==== Input records

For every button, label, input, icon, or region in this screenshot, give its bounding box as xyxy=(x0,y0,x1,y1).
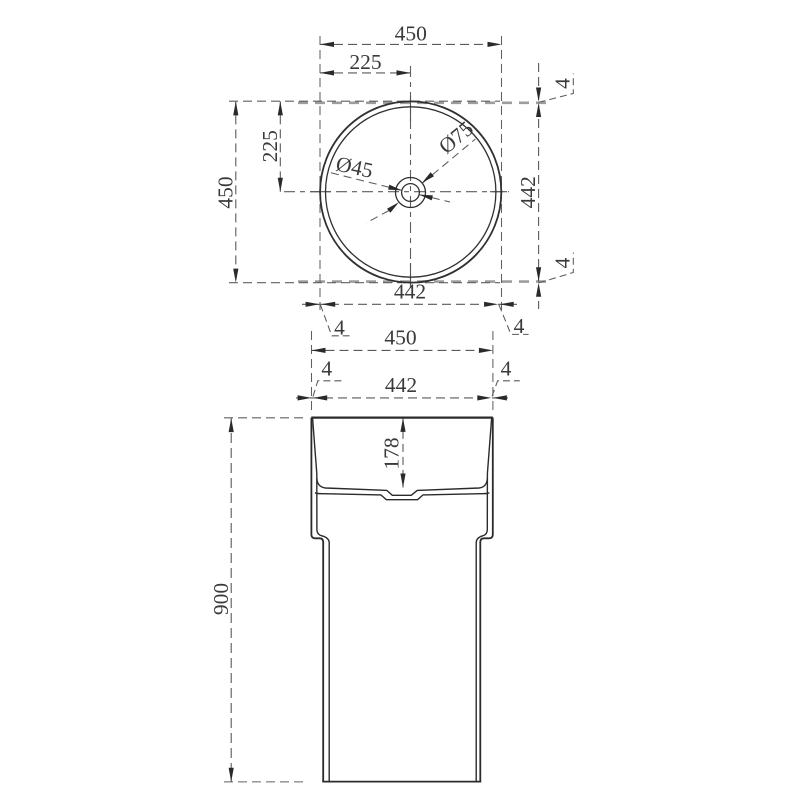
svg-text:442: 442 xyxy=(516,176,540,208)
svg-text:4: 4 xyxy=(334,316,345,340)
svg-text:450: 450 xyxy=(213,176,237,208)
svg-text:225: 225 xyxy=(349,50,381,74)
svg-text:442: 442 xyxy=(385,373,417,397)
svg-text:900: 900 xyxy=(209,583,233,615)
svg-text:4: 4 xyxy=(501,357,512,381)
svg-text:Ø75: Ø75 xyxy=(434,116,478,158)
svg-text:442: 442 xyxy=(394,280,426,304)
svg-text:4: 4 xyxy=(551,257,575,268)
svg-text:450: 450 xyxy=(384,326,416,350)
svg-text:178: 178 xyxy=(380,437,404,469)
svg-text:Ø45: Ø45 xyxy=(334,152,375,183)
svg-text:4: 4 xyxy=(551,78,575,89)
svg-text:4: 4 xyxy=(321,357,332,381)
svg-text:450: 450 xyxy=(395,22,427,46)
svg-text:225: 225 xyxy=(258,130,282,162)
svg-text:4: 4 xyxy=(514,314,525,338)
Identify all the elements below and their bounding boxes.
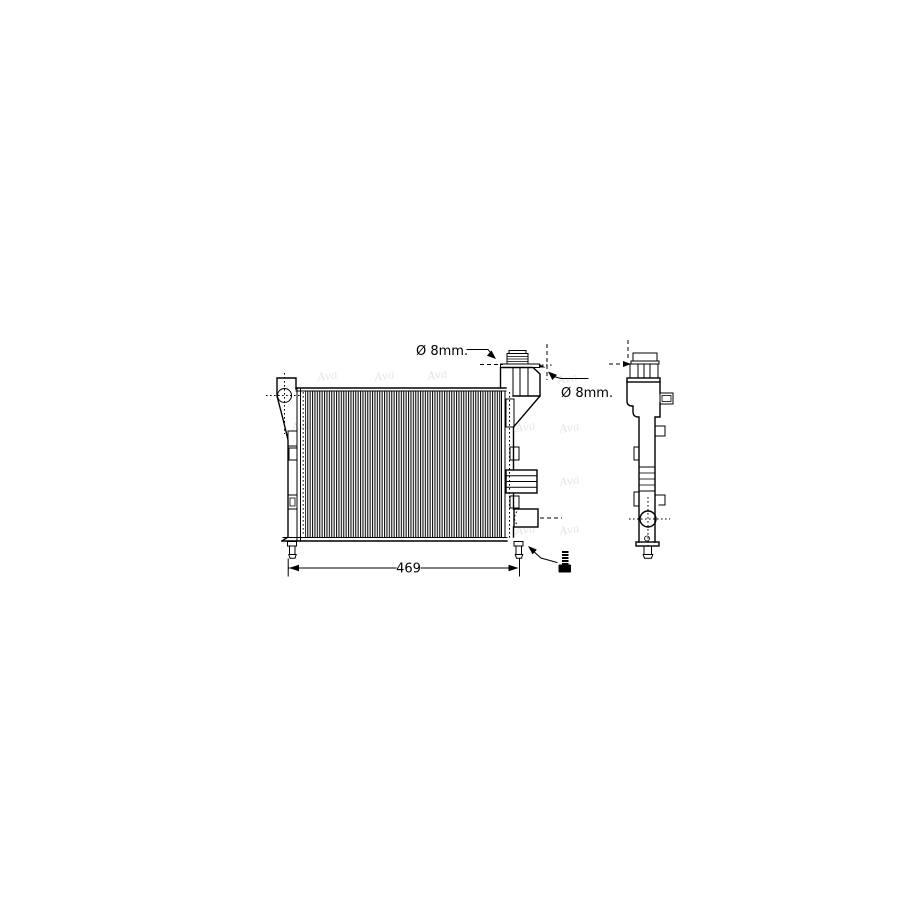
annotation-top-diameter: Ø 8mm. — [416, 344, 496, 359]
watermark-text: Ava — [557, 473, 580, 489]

========

[Exercise requirements] Give every line of the material above as a numbered list, skipping any blank lines and leaving out the pictures.

[The completed task]
1. For every button, label, input, icon, or region in this screenshot, give its bounding box as xyxy=(x0,y0,x1,y1).
2. svg-text:442: 442 xyxy=(516,176,540,208)
3. svg-text:4: 4 xyxy=(334,316,345,340)
4. svg-text:450: 450 xyxy=(213,176,237,208)
5. svg-text:225: 225 xyxy=(349,50,381,74)
6. svg-text:442: 442 xyxy=(385,373,417,397)
7. svg-text:900: 900 xyxy=(209,583,233,615)
8. svg-text:4: 4 xyxy=(501,357,512,381)
9. svg-text:Ø75: Ø75 xyxy=(434,116,478,158)
10. svg-text:442: 442 xyxy=(394,280,426,304)
11. svg-text:4: 4 xyxy=(551,257,575,268)
12. svg-text:450: 450 xyxy=(384,326,416,350)
13. svg-text:178: 178 xyxy=(380,437,404,469)
14. svg-text:Ø45: Ø45 xyxy=(334,152,375,183)
15. svg-text:4: 4 xyxy=(551,78,575,89)
16. svg-text:4: 4 xyxy=(321,357,332,381)
17. svg-text:450: 450 xyxy=(395,22,427,46)
18. svg-text:225: 225 xyxy=(258,130,282,162)
19. svg-text:4: 4 xyxy=(514,314,525,338)
20. Identify all the elements below and their bounding boxes.
21. annotation-top-diameter: Ø 8mm. — [416, 344, 496, 359]
22. watermark-text: Ava — [557, 473, 580, 489]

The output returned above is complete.